*Given exercise*
Answer with nothing except the number of lines that contain the word "years".

※ ※ ※

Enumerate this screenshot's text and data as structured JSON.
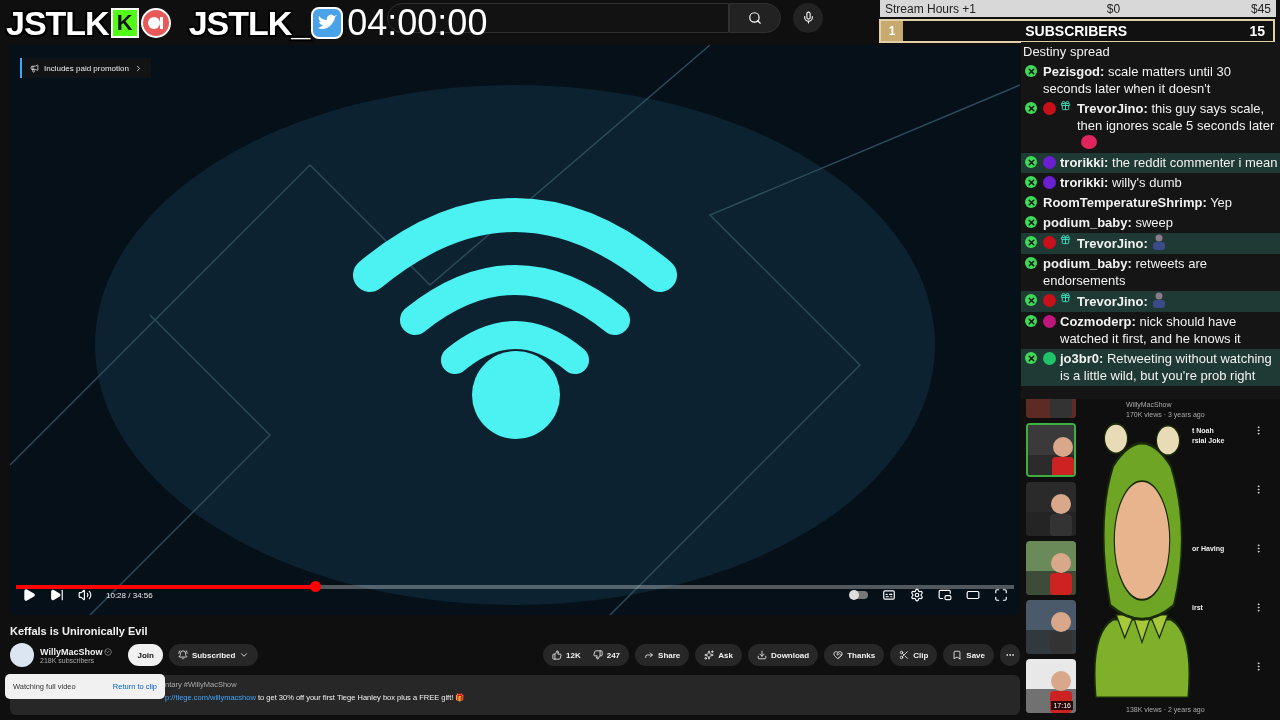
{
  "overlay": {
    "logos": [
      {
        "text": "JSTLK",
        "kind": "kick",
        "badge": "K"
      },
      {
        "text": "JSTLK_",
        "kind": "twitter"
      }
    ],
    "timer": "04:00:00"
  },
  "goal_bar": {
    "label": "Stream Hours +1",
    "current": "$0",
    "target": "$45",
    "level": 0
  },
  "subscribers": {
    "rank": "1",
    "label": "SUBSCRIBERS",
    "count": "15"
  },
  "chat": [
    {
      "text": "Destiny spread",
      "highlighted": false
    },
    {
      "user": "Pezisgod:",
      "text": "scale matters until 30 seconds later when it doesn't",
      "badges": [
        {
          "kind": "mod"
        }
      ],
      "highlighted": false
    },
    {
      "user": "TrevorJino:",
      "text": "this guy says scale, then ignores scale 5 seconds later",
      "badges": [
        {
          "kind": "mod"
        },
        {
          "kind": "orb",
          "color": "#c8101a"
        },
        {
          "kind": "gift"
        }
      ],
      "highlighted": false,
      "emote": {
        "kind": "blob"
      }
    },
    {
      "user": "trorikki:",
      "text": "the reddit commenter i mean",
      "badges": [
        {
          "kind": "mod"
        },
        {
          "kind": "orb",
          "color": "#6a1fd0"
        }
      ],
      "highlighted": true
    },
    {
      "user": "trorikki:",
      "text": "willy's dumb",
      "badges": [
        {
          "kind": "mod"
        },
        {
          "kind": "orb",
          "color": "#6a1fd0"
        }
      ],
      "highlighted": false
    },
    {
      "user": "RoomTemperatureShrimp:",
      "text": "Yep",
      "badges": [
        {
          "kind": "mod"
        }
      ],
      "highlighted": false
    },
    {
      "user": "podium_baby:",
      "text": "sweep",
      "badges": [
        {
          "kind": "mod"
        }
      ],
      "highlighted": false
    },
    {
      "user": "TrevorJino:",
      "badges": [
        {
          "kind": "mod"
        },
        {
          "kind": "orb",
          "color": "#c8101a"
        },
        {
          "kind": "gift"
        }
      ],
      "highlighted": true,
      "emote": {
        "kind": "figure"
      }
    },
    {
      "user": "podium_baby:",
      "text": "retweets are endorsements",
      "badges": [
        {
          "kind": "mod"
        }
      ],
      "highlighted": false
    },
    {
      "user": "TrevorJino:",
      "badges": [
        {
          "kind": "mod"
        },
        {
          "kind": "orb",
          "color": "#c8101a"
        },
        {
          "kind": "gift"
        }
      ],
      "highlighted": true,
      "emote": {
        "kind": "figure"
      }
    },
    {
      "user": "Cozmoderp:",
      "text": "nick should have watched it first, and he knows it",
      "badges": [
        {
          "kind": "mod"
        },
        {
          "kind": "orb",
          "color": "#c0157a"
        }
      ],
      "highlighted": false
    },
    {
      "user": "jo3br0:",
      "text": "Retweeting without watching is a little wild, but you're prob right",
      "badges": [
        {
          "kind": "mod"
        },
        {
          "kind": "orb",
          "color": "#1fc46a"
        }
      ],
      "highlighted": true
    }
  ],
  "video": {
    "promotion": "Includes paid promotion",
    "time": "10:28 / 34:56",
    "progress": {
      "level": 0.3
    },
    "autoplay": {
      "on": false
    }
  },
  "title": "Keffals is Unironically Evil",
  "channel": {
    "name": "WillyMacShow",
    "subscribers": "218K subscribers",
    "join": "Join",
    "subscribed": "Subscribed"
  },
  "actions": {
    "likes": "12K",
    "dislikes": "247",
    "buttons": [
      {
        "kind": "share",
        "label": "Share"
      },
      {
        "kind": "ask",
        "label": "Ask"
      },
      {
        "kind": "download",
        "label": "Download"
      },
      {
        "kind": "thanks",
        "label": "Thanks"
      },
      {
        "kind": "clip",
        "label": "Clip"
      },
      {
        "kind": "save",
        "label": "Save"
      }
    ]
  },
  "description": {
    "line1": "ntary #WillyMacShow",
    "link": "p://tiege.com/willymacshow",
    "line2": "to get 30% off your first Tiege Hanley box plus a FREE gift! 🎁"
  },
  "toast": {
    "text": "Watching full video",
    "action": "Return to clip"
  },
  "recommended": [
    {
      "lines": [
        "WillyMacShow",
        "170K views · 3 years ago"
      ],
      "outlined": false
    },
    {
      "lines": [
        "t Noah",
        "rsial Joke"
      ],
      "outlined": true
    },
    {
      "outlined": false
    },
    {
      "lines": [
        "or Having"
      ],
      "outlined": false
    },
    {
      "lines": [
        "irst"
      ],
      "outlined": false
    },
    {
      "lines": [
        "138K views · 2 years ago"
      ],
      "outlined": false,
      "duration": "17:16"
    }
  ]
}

※ ※ ※

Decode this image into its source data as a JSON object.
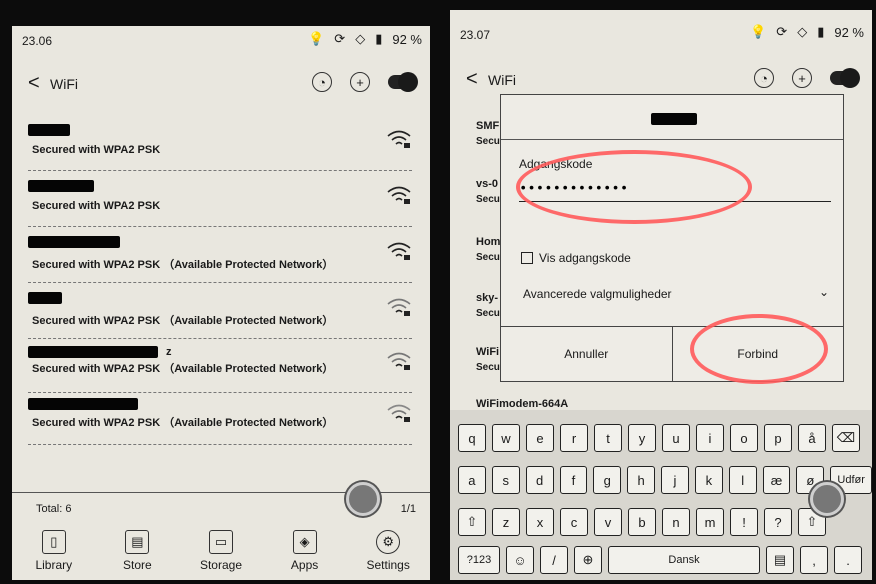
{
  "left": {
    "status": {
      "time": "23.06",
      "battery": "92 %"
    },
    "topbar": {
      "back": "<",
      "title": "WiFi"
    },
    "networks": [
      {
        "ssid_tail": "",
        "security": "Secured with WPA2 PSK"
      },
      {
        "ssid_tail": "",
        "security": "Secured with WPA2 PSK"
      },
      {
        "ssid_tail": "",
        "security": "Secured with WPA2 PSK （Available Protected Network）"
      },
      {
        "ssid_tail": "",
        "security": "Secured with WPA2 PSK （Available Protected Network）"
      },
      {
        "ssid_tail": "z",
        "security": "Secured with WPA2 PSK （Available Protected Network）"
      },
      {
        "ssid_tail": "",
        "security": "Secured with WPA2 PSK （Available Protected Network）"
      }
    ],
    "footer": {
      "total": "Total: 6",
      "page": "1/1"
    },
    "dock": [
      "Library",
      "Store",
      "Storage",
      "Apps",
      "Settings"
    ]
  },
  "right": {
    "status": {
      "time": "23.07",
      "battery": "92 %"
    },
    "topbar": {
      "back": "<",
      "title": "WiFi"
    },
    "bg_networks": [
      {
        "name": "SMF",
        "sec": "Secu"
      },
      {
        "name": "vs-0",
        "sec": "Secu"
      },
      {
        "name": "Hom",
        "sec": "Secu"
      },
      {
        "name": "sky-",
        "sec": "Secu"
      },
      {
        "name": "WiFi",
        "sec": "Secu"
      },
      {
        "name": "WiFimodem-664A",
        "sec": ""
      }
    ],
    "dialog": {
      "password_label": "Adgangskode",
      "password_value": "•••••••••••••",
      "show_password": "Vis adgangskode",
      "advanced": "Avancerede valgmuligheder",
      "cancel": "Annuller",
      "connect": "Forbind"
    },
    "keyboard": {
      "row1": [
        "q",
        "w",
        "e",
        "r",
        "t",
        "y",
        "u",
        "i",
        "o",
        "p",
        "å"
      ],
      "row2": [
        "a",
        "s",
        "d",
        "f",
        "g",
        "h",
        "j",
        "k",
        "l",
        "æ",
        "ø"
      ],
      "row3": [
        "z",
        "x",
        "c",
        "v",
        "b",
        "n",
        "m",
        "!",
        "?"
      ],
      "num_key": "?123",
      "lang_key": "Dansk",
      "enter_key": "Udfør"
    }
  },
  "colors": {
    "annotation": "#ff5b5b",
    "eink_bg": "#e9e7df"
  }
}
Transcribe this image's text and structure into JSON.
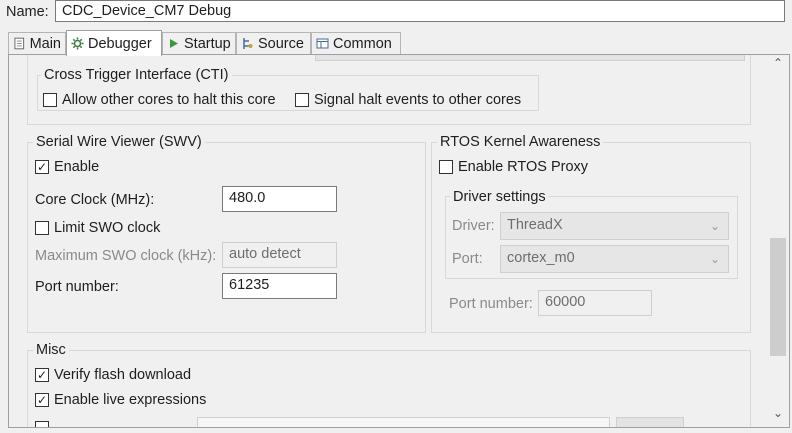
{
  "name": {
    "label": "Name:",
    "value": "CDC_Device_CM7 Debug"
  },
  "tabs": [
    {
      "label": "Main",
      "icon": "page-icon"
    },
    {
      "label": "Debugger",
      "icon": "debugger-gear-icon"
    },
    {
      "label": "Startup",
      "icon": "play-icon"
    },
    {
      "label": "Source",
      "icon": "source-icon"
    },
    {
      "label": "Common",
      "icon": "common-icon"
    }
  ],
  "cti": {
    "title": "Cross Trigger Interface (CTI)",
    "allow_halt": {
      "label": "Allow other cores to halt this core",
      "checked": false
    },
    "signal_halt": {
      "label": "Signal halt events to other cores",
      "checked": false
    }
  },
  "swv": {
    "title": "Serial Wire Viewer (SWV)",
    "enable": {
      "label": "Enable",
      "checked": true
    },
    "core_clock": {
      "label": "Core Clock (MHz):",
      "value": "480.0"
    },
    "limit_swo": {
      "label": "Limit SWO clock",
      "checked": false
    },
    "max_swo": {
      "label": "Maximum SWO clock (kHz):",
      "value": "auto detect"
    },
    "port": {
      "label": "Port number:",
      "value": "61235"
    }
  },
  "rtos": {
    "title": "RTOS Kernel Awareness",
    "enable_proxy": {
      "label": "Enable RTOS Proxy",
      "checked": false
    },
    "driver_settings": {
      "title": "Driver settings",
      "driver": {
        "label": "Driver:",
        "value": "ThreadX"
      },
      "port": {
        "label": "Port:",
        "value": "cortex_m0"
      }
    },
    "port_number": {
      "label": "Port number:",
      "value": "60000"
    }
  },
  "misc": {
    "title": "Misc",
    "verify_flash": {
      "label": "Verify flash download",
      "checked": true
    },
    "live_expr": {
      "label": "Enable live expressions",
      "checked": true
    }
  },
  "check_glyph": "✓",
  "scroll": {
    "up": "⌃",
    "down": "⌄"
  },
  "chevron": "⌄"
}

※ ※ ※

*Task result*
2